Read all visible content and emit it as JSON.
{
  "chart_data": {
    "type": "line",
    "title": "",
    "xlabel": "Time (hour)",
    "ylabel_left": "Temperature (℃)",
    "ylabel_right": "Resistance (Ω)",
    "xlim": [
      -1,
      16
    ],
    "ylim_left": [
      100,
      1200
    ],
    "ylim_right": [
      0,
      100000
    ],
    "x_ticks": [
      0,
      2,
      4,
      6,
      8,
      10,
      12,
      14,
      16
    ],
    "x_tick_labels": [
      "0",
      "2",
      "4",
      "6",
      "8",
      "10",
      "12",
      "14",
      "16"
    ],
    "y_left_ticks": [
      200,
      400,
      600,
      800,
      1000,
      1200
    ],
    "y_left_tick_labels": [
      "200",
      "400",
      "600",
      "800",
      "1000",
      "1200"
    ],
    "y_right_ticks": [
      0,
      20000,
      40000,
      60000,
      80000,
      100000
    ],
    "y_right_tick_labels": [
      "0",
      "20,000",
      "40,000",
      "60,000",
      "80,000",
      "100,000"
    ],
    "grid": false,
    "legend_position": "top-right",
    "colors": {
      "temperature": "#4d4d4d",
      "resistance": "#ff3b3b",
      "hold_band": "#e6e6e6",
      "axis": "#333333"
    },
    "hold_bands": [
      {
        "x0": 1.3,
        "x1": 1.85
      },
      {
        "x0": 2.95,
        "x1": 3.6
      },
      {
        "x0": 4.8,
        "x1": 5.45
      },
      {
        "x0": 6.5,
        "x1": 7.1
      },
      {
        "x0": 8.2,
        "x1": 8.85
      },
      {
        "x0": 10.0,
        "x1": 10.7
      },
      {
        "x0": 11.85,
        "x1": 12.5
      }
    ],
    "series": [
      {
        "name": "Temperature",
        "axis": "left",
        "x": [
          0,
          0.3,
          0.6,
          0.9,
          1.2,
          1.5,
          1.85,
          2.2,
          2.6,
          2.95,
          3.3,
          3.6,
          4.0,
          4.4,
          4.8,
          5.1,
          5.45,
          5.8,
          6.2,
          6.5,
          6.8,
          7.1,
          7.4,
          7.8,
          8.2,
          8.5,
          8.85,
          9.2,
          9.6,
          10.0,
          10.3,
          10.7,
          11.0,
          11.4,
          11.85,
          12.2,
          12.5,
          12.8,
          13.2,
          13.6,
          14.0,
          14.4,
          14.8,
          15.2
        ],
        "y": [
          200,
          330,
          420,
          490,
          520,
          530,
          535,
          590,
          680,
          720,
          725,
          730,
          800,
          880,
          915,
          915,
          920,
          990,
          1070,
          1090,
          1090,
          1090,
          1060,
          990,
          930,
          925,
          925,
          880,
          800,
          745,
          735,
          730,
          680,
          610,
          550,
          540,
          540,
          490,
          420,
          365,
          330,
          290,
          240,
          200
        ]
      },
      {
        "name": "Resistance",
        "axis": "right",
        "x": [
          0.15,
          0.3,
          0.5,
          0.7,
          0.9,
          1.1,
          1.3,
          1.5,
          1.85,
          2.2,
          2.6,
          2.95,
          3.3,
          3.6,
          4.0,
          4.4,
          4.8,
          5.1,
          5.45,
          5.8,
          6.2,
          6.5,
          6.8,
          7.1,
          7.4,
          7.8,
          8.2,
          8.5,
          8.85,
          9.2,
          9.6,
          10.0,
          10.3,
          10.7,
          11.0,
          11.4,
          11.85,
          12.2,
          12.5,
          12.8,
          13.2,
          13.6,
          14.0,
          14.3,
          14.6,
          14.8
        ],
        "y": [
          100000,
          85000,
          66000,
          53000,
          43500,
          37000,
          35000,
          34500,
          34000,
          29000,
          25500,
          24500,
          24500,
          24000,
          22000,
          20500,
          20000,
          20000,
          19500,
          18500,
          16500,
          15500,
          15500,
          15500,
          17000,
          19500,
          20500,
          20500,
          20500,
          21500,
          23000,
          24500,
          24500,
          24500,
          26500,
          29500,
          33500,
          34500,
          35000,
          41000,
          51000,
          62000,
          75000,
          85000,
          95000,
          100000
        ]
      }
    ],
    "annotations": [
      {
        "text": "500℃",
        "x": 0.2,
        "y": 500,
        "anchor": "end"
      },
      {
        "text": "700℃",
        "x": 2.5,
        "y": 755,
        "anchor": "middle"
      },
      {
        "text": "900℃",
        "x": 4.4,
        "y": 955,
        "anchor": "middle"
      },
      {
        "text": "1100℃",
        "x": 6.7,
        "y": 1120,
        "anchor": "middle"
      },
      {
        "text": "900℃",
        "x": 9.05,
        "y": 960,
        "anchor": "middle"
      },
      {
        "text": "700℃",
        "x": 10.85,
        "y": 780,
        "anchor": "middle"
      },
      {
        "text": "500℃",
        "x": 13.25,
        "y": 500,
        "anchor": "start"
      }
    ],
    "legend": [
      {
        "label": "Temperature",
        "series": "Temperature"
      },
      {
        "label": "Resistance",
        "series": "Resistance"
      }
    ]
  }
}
- - - -
Exercise » Every record should be repeated exactly; please leave none out.

Task answer »
Read all visible content and emit it as JSON.
{
  "chart_data": {
    "type": "line",
    "title": "",
    "xlabel": "Time (hour)",
    "ylabel_left": "Temperature (℃)",
    "ylabel_right": "Resistance (Ω)",
    "xlim": [
      -1,
      16
    ],
    "ylim_left": [
      100,
      1200
    ],
    "ylim_right": [
      0,
      100000
    ],
    "x_ticks": [
      0,
      2,
      4,
      6,
      8,
      10,
      12,
      14,
      16
    ],
    "x_tick_labels": [
      "0",
      "2",
      "4",
      "6",
      "8",
      "10",
      "12",
      "14",
      "16"
    ],
    "y_left_ticks": [
      200,
      400,
      600,
      800,
      1000,
      1200
    ],
    "y_left_tick_labels": [
      "200",
      "400",
      "600",
      "800",
      "1000",
      "1200"
    ],
    "y_right_ticks": [
      0,
      20000,
      40000,
      60000,
      80000,
      100000
    ],
    "y_right_tick_labels": [
      "0",
      "20,000",
      "40,000",
      "60,000",
      "80,000",
      "100,000"
    ],
    "grid": false,
    "legend_position": "top-right",
    "colors": {
      "temperature": "#4d4d4d",
      "resistance": "#ff3b3b",
      "hold_band": "#e6e6e6",
      "axis": "#333333"
    },
    "hold_bands": [
      {
        "x0": 1.3,
        "x1": 1.85
      },
      {
        "x0": 2.95,
        "x1": 3.6
      },
      {
        "x0": 4.8,
        "x1": 5.45
      },
      {
        "x0": 6.5,
        "x1": 7.1
      },
      {
        "x0": 8.2,
        "x1": 8.85
      },
      {
        "x0": 10.0,
        "x1": 10.7
      },
      {
        "x0": 11.85,
        "x1": 12.5
      }
    ],
    "series": [
      {
        "name": "Temperature",
        "axis": "left",
        "x": [
          0,
          0.3,
          0.6,
          0.9,
          1.2,
          1.5,
          1.85,
          2.2,
          2.6,
          2.95,
          3.3,
          3.6,
          4.0,
          4.4,
          4.8,
          5.1,
          5.45,
          5.8,
          6.2,
          6.5,
          6.8,
          7.1,
          7.4,
          7.8,
          8.2,
          8.5,
          8.85,
          9.2,
          9.6,
          10.0,
          10.3,
          10.7,
          11.0,
          11.4,
          11.85,
          12.2,
          12.5,
          12.8,
          13.2,
          13.6,
          14.0,
          14.4,
          14.8,
          15.2
        ],
        "y": [
          200,
          330,
          420,
          490,
          520,
          530,
          535,
          590,
          680,
          720,
          725,
          730,
          800,
          880,
          915,
          915,
          920,
          990,
          1070,
          1090,
          1090,
          1090,
          1060,
          990,
          930,
          925,
          925,
          880,
          800,
          745,
          735,
          730,
          680,
          610,
          550,
          540,
          540,
          490,
          420,
          365,
          330,
          290,
          240,
          200
        ]
      },
      {
        "name": "Resistance",
        "axis": "right",
        "x": [
          0.15,
          0.3,
          0.5,
          0.7,
          0.9,
          1.1,
          1.3,
          1.5,
          1.85,
          2.2,
          2.6,
          2.95,
          3.3,
          3.6,
          4.0,
          4.4,
          4.8,
          5.1,
          5.45,
          5.8,
          6.2,
          6.5,
          6.8,
          7.1,
          7.4,
          7.8,
          8.2,
          8.5,
          8.85,
          9.2,
          9.6,
          10.0,
          10.3,
          10.7,
          11.0,
          11.4,
          11.85,
          12.2,
          12.5,
          12.8,
          13.2,
          13.6,
          14.0,
          14.3,
          14.6,
          14.8
        ],
        "y": [
          100000,
          85000,
          66000,
          53000,
          43500,
          37000,
          35000,
          34500,
          34000,
          29000,
          25500,
          24500,
          24500,
          24000,
          22000,
          20500,
          20000,
          20000,
          19500,
          18500,
          16500,
          15500,
          15500,
          15500,
          17000,
          19500,
          20500,
          20500,
          20500,
          21500,
          23000,
          24500,
          24500,
          24500,
          26500,
          29500,
          33500,
          34500,
          35000,
          41000,
          51000,
          62000,
          75000,
          85000,
          95000,
          100000
        ]
      }
    ],
    "annotations": [
      {
        "text": "500℃",
        "x": 0.2,
        "y": 500,
        "anchor": "end"
      },
      {
        "text": "700℃",
        "x": 2.5,
        "y": 755,
        "anchor": "middle"
      },
      {
        "text": "900℃",
        "x": 4.4,
        "y": 955,
        "anchor": "middle"
      },
      {
        "text": "1100℃",
        "x": 6.7,
        "y": 1120,
        "anchor": "middle"
      },
      {
        "text": "900℃",
        "x": 9.05,
        "y": 960,
        "anchor": "middle"
      },
      {
        "text": "700℃",
        "x": 10.85,
        "y": 780,
        "anchor": "middle"
      },
      {
        "text": "500℃",
        "x": 13.25,
        "y": 500,
        "anchor": "start"
      }
    ],
    "legend": [
      {
        "label": "Temperature",
        "series": "Temperature"
      },
      {
        "label": "Resistance",
        "series": "Resistance"
      }
    ]
  }
}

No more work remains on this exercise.